-- start of Task material --

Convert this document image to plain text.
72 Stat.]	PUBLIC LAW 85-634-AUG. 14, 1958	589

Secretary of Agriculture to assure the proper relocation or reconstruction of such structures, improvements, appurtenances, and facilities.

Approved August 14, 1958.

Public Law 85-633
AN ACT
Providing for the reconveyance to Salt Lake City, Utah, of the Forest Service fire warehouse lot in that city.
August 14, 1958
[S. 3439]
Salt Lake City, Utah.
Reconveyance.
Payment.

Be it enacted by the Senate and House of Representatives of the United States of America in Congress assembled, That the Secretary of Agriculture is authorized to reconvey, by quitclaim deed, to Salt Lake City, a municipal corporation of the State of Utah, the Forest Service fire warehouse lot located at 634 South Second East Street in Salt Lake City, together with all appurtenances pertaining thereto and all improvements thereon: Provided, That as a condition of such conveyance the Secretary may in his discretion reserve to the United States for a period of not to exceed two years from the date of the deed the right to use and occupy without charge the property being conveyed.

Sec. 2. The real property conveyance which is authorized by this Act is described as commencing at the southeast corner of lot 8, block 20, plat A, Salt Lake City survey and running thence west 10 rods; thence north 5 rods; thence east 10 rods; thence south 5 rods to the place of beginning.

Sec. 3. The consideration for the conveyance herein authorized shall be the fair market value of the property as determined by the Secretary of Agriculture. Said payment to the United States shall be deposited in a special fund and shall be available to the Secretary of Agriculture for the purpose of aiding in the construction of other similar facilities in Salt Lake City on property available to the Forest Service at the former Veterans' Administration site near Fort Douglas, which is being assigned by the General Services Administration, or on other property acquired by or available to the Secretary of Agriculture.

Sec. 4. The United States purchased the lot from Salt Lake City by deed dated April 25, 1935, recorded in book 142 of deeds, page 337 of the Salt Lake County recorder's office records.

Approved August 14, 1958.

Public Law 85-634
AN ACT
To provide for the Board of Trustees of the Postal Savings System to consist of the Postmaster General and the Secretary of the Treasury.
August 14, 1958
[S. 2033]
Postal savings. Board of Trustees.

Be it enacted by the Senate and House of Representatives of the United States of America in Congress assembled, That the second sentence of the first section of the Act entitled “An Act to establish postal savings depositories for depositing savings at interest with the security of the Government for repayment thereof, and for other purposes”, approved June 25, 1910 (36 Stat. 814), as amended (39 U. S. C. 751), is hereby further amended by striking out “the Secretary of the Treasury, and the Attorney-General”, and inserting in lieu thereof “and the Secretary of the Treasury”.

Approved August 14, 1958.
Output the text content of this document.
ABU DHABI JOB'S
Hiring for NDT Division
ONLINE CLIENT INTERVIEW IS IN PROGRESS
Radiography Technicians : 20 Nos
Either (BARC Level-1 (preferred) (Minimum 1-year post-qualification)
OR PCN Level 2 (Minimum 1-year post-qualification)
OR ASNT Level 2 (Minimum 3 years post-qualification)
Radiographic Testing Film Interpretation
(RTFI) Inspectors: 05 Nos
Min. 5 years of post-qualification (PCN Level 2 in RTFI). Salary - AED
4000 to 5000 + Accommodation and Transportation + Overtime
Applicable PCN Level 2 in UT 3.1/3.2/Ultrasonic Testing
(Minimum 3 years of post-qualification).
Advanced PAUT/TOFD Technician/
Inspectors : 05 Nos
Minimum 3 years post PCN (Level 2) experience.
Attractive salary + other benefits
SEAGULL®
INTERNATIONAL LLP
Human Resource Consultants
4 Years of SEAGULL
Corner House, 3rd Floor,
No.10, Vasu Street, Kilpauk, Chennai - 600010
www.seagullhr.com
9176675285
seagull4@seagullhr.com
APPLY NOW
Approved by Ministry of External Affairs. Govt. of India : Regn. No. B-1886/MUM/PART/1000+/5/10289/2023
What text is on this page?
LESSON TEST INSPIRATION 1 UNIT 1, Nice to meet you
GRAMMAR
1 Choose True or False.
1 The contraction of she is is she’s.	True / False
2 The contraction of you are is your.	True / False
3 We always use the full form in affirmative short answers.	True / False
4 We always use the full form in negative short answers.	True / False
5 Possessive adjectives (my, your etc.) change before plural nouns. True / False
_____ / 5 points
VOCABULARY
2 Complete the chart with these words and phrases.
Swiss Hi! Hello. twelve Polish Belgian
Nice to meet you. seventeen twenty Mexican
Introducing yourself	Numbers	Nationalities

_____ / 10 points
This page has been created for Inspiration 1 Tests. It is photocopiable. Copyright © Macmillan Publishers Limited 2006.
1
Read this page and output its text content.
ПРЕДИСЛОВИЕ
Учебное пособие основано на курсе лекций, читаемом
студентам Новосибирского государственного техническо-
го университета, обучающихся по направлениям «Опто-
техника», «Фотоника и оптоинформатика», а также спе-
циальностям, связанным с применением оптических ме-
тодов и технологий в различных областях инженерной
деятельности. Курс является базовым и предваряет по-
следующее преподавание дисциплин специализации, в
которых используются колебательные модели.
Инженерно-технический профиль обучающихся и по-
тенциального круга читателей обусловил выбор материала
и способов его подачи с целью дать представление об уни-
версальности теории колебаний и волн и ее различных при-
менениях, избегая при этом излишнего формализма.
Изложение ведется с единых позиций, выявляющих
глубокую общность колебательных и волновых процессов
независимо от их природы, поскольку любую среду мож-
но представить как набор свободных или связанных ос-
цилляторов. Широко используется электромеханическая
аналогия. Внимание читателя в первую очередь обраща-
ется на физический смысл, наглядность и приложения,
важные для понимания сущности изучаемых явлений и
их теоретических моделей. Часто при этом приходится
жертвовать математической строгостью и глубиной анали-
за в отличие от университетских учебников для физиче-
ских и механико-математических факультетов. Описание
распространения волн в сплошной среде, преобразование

-- end of Task material --

→ Given task: Give back all the records exactly as they stand.

→ Task response:
Convert this document image to plain text.
72 Stat.]	PUBLIC LAW 85-634-AUG. 14, 1958	589

Secretary of Agriculture to assure the proper relocation or reconstruction of such structures, improvements, appurtenances, and facilities.

Approved August 14, 1958.

Public Law 85-633
AN ACT
Providing for the reconveyance to Salt Lake City, Utah, of the Forest Service fire warehouse lot in that city.
August 14, 1958
[S. 3439]
Salt Lake City, Utah.
Reconveyance.
Payment.

Be it enacted by the Senate and House of Representatives of the United States of America in Congress assembled, That the Secretary of Agriculture is authorized to reconvey, by quitclaim deed, to Salt Lake City, a municipal corporation of the State of Utah, the Forest Service fire warehouse lot located at 634 South Second East Street in Salt Lake City, together with all appurtenances pertaining thereto and all improvements thereon: Provided, That as a condition of such conveyance the Secretary may in his discretion reserve to the United States for a period of not to exceed two years from the date of the deed the right to use and occupy without charge the property being conveyed.

Sec. 2. The real property conveyance which is authorized by this Act is described as commencing at the southeast corner of lot 8, block 20, plat A, Salt Lake City survey and running thence west 10 rods; thence north 5 rods; thence east 10 rods; thence south 5 rods to the place of beginning.

Sec. 3. The consideration for the conveyance herein authorized shall be the fair market value of the property as determined by the Secretary of Agriculture. Said payment to the United States shall be deposited in a special fund and shall be available to the Secretary of Agriculture for the purpose of aiding in the construction of other similar facilities in Salt Lake City on property available to the Forest Service at the former Veterans' Administration site near Fort Douglas, which is being assigned by the General Services Administration, or on other property acquired by or available to the Secretary of Agriculture.

Sec. 4. The United States purchased the lot from Salt Lake City by deed dated April 25, 1935, recorded in book 142 of deeds, page 337 of the Salt Lake County recorder's office records.

Approved August 14, 1958.

Public Law 85-634
AN ACT
To provide for the Board of Trustees of the Postal Savings System to consist of the Postmaster General and the Secretary of the Treasury.
August 14, 1958
[S. 2033]
Postal savings. Board of Trustees.

Be it enacted by the Senate and House of Representatives of the United States of America in Congress assembled, That the second sentence of the first section of the Act entitled “An Act to establish postal savings depositories for depositing savings at interest with the security of the Government for repayment thereof, and for other purposes”, approved June 25, 1910 (36 Stat. 814), as amended (39 U. S. C. 751), is hereby further amended by striking out “the Secretary of the Treasury, and the Attorney-General”, and inserting in lieu thereof “and the Secretary of the Treasury”.

Approved August 14, 1958.
Output the text content of this document.
ABU DHABI JOB'S
Hiring for NDT Division
ONLINE CLIENT INTERVIEW IS IN PROGRESS
Radiography Technicians : 20 Nos
Either (BARC Level-1 (preferred) (Minimum 1-year post-qualification)
OR PCN Level 2 (Minimum 1-year post-qualification)
OR ASNT Level 2 (Minimum 3 years post-qualification)
Radiographic Testing Film Interpretation
(RTFI) Inspectors: 05 Nos
Min. 5 years of post-qualification (PCN Level 2 in RTFI). Salary - AED
4000 to 5000 + Accommodation and Transportation + Overtime
Applicable PCN Level 2 in UT 3.1/3.2/Ultrasonic Testing
(Minimum 3 years of post-qualification).
Advanced PAUT/TOFD Technician/
Inspectors : 05 Nos
Minimum 3 years post PCN (Level 2) experience.
Attractive salary + other benefits
SEAGULL®
INTERNATIONAL LLP
Human Resource Consultants
4 Years of SEAGULL
Corner House, 3rd Floor,
No.10, Vasu Street, Kilpauk, Chennai - 600010
www.seagullhr.com
9176675285
seagull4@seagullhr.com
APPLY NOW
Approved by Ministry of External Affairs. Govt. of India : Regn. No. B-1886/MUM/PART/1000+/5/10289/2023
What text is on this page?
LESSON TEST INSPIRATION 1 UNIT 1, Nice to meet you
GRAMMAR
1 Choose True or False.
1 The contraction of she is is she’s.	True / False
2 The contraction of you are is your.	True / False
3 We always use the full form in affirmative short answers.	True / False
4 We always use the full form in negative short answers.	True / False
5 Possessive adjectives (my, your etc.) change before plural nouns. True / False
_____ / 5 points
VOCABULARY
2 Complete the chart with these words and phrases.
Swiss Hi! Hello. twelve Polish Belgian
Nice to meet you. seventeen twenty Mexican
Introducing yourself	Numbers	Nationalities

_____ / 10 points
This page has been created for Inspiration 1 Tests. It is photocopiable. Copyright © Macmillan Publishers Limited 2006.
1
Read this page and output its text content.
ПРЕДИСЛОВИЕ
Учебное пособие основано на курсе лекций, читаемом
студентам Новосибирского государственного техническо-
го университета, обучающихся по направлениям «Опто-
техника», «Фотоника и оптоинформатика», а также спе-
циальностям, связанным с применением оптических ме-
тодов и технологий в различных областях инженерной
деятельности. Курс является базовым и предваряет по-
следующее преподавание дисциплин специализации, в
которых используются колебательные модели.
Инженерно-технический профиль обучающихся и по-
тенциального круга читателей обусловил выбор материала
и способов его подачи с целью дать представление об уни-
версальности теории колебаний и волн и ее различных при-
менениях, избегая при этом излишнего формализма.
Изложение ведется с единых позиций, выявляющих
глубокую общность колебательных и волновых процессов
независимо от их природы, поскольку любую среду мож-
но представить как набор свободных или связанных ос-
цилляторов. Широко используется электромеханическая
аналогия. Внимание читателя в первую очередь обраща-
ется на физический смысл, наглядность и приложения,
важные для понимания сущности изучаемых явлений и
их теоретических моделей. Часто при этом приходится
жертвовать математической строгостью и глубиной анали-
за в отличие от университетских учебников для физиче-
ских и механико-математических факультетов. Описание
распространения волн в сплошной среде, преобразование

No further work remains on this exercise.